▶ [DIRECTIONS FOR THIS TASK] Please print every record below exactly as it appears.

----------------------------------------

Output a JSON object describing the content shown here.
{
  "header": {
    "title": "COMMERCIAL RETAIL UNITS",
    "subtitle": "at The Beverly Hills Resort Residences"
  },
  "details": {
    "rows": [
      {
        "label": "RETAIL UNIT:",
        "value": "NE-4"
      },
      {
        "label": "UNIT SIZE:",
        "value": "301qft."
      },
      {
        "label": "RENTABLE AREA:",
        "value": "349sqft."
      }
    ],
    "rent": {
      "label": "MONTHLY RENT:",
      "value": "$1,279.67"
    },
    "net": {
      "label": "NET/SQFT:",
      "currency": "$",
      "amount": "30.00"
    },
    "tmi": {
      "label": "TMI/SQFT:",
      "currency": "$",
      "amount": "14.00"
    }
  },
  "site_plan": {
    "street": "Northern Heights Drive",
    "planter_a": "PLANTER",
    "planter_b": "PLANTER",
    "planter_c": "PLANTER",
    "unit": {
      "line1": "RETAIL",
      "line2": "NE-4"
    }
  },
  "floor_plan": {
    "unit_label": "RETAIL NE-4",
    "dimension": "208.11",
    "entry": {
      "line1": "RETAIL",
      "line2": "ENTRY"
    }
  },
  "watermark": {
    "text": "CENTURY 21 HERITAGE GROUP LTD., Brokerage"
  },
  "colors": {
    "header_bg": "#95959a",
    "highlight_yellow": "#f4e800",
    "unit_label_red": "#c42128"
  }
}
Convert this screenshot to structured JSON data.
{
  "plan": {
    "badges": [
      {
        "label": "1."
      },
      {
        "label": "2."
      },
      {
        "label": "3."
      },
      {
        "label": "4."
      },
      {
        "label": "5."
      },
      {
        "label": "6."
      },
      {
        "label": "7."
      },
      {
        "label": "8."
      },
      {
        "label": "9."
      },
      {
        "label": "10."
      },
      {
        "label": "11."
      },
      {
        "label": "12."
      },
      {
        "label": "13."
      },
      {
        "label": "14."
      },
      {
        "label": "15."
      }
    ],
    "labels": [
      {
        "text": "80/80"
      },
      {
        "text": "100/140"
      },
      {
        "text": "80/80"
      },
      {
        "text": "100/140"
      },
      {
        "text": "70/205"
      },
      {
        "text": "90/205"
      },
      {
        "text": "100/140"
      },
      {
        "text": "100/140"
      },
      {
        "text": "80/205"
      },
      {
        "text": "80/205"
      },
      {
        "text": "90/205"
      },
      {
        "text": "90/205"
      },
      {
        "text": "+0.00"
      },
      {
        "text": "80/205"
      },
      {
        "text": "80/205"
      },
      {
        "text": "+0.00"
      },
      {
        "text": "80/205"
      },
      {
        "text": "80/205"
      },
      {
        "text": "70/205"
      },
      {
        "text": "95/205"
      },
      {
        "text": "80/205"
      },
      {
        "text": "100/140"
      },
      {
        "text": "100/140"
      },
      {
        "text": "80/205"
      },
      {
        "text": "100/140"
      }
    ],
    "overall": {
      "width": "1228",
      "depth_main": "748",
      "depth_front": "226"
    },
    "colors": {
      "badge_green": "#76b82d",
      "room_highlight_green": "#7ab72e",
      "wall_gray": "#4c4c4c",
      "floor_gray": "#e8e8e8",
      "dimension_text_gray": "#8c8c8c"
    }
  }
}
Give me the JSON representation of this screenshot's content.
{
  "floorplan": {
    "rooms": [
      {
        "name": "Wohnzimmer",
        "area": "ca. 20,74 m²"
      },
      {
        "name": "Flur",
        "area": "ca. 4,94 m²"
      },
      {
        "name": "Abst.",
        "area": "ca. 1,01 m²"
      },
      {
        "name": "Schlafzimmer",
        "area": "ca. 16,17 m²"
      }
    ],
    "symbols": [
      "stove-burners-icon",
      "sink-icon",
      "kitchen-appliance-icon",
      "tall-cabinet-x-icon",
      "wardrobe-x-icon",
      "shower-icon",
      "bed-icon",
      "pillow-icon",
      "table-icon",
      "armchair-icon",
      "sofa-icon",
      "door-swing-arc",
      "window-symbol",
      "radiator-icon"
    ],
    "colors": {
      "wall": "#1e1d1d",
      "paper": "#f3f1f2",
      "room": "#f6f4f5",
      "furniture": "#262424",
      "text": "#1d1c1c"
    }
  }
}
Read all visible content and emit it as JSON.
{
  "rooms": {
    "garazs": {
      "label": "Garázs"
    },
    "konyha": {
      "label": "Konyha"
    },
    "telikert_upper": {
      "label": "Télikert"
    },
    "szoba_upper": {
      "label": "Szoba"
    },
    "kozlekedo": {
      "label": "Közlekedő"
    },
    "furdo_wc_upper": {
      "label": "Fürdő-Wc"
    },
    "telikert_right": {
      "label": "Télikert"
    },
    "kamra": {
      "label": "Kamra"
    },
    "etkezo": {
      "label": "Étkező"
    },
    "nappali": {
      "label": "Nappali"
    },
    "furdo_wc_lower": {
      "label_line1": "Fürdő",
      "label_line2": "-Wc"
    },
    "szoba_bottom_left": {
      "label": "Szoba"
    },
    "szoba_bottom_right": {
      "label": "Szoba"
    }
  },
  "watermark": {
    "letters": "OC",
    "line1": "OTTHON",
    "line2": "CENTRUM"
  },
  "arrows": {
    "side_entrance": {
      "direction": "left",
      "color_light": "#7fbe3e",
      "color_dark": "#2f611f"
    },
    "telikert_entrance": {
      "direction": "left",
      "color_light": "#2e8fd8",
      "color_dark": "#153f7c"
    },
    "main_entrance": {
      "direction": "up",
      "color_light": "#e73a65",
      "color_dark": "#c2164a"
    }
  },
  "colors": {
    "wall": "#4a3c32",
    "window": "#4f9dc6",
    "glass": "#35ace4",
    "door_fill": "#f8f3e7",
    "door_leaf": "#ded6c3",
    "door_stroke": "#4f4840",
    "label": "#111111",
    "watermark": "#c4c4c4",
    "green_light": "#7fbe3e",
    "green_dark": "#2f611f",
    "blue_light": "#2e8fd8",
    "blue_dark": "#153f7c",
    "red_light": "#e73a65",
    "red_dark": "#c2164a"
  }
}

----------------------------------------

▶ [RESPONSE]
Output a JSON object describing the content shown here.
{
  "header": {
    "title": "COMMERCIAL RETAIL UNITS",
    "subtitle": "at The Beverly Hills Resort Residences"
  },
  "details": {
    "rows": [
      {
        "label": "RETAIL UNIT:",
        "value": "NE-4"
      },
      {
        "label": "UNIT SIZE:",
        "value": "301qft."
      },
      {
        "label": "RENTABLE AREA:",
        "value": "349sqft."
      }
    ],
    "rent": {
      "label": "MONTHLY RENT:",
      "value": "$1,279.67"
    },
    "net": {
      "label": "NET/SQFT:",
      "currency": "$",
      "amount": "30.00"
    },
    "tmi": {
      "label": "TMI/SQFT:",
      "currency": "$",
      "amount": "14.00"
    }
  },
  "site_plan": {
    "street": "Northern Heights Drive",
    "planter_a": "PLANTER",
    "planter_b": "PLANTER",
    "planter_c": "PLANTER",
    "unit": {
      "line1": "RETAIL",
      "line2": "NE-4"
    }
  },
  "floor_plan": {
    "unit_label": "RETAIL NE-4",
    "dimension": "208.11",
    "entry": {
      "line1": "RETAIL",
      "line2": "ENTRY"
    }
  },
  "watermark": {
    "text": "CENTURY 21 HERITAGE GROUP LTD., Brokerage"
  },
  "colors": {
    "header_bg": "#95959a",
    "highlight_yellow": "#f4e800",
    "unit_label_red": "#c42128"
  }
}
Convert this screenshot to structured JSON data.
{
  "plan": {
    "badges": [
      {
        "label": "1."
      },
      {
        "label": "2."
      },
      {
        "label": "3."
      },
      {
        "label": "4."
      },
      {
        "label": "5."
      },
      {
        "label": "6."
      },
      {
        "label": "7."
      },
      {
        "label": "8."
      },
      {
        "label": "9."
      },
      {
        "label": "10."
      },
      {
        "label": "11."
      },
      {
        "label": "12."
      },
      {
        "label": "13."
      },
      {
        "label": "14."
      },
      {
        "label": "15."
      }
    ],
    "labels": [
      {
        "text": "80/80"
      },
      {
        "text": "100/140"
      },
      {
        "text": "80/80"
      },
      {
        "text": "100/140"
      },
      {
        "text": "70/205"
      },
      {
        "text": "90/205"
      },
      {
        "text": "100/140"
      },
      {
        "text": "100/140"
      },
      {
        "text": "80/205"
      },
      {
        "text": "80/205"
      },
      {
        "text": "90/205"
      },
      {
        "text": "90/205"
      },
      {
        "text": "+0.00"
      },
      {
        "text": "80/205"
      },
      {
        "text": "80/205"
      },
      {
        "text": "+0.00"
      },
      {
        "text": "80/205"
      },
      {
        "text": "80/205"
      },
      {
        "text": "70/205"
      },
      {
        "text": "95/205"
      },
      {
        "text": "80/205"
      },
      {
        "text": "100/140"
      },
      {
        "text": "100/140"
      },
      {
        "text": "80/205"
      },
      {
        "text": "100/140"
      }
    ],
    "overall": {
      "width": "1228",
      "depth_main": "748",
      "depth_front": "226"
    },
    "colors": {
      "badge_green": "#76b82d",
      "room_highlight_green": "#7ab72e",
      "wall_gray": "#4c4c4c",
      "floor_gray": "#e8e8e8",
      "dimension_text_gray": "#8c8c8c"
    }
  }
}
Give me the JSON representation of this screenshot's content.
{
  "floorplan": {
    "rooms": [
      {
        "name": "Wohnzimmer",
        "area": "ca. 20,74 m²"
      },
      {
        "name": "Flur",
        "area": "ca. 4,94 m²"
      },
      {
        "name": "Abst.",
        "area": "ca. 1,01 m²"
      },
      {
        "name": "Schlafzimmer",
        "area": "ca. 16,17 m²"
      }
    ],
    "symbols": [
      "stove-burners-icon",
      "sink-icon",
      "kitchen-appliance-icon",
      "tall-cabinet-x-icon",
      "wardrobe-x-icon",
      "shower-icon",
      "bed-icon",
      "pillow-icon",
      "table-icon",
      "armchair-icon",
      "sofa-icon",
      "door-swing-arc",
      "window-symbol",
      "radiator-icon"
    ],
    "colors": {
      "wall": "#1e1d1d",
      "paper": "#f3f1f2",
      "room": "#f6f4f5",
      "furniture": "#262424",
      "text": "#1d1c1c"
    }
  }
}
Read all visible content and emit it as JSON.
{
  "rooms": {
    "garazs": {
      "label": "Garázs"
    },
    "konyha": {
      "label": "Konyha"
    },
    "telikert_upper": {
      "label": "Télikert"
    },
    "szoba_upper": {
      "label": "Szoba"
    },
    "kozlekedo": {
      "label": "Közlekedő"
    },
    "furdo_wc_upper": {
      "label": "Fürdő-Wc"
    },
    "telikert_right": {
      "label": "Télikert"
    },
    "kamra": {
      "label": "Kamra"
    },
    "etkezo": {
      "label": "Étkező"
    },
    "nappali": {
      "label": "Nappali"
    },
    "furdo_wc_lower": {
      "label_line1": "Fürdő",
      "label_line2": "-Wc"
    },
    "szoba_bottom_left": {
      "label": "Szoba"
    },
    "szoba_bottom_right": {
      "label": "Szoba"
    }
  },
  "watermark": {
    "letters": "OC",
    "line1": "OTTHON",
    "line2": "CENTRUM"
  },
  "arrows": {
    "side_entrance": {
      "direction": "left",
      "color_light": "#7fbe3e",
      "color_dark": "#2f611f"
    },
    "telikert_entrance": {
      "direction": "left",
      "color_light": "#2e8fd8",
      "color_dark": "#153f7c"
    },
    "main_entrance": {
      "direction": "up",
      "color_light": "#e73a65",
      "color_dark": "#c2164a"
    }
  },
  "colors": {
    "wall": "#4a3c32",
    "window": "#4f9dc6",
    "glass": "#35ace4",
    "door_fill": "#f8f3e7",
    "door_leaf": "#ded6c3",
    "door_stroke": "#4f4840",
    "label": "#111111",
    "watermark": "#c4c4c4",
    "green_light": "#7fbe3e",
    "green_dark": "#2f611f",
    "blue_light": "#2e8fd8",
    "blue_dark": "#153f7c",
    "red_light": "#e73a65",
    "red_dark": "#c2164a"
  }
}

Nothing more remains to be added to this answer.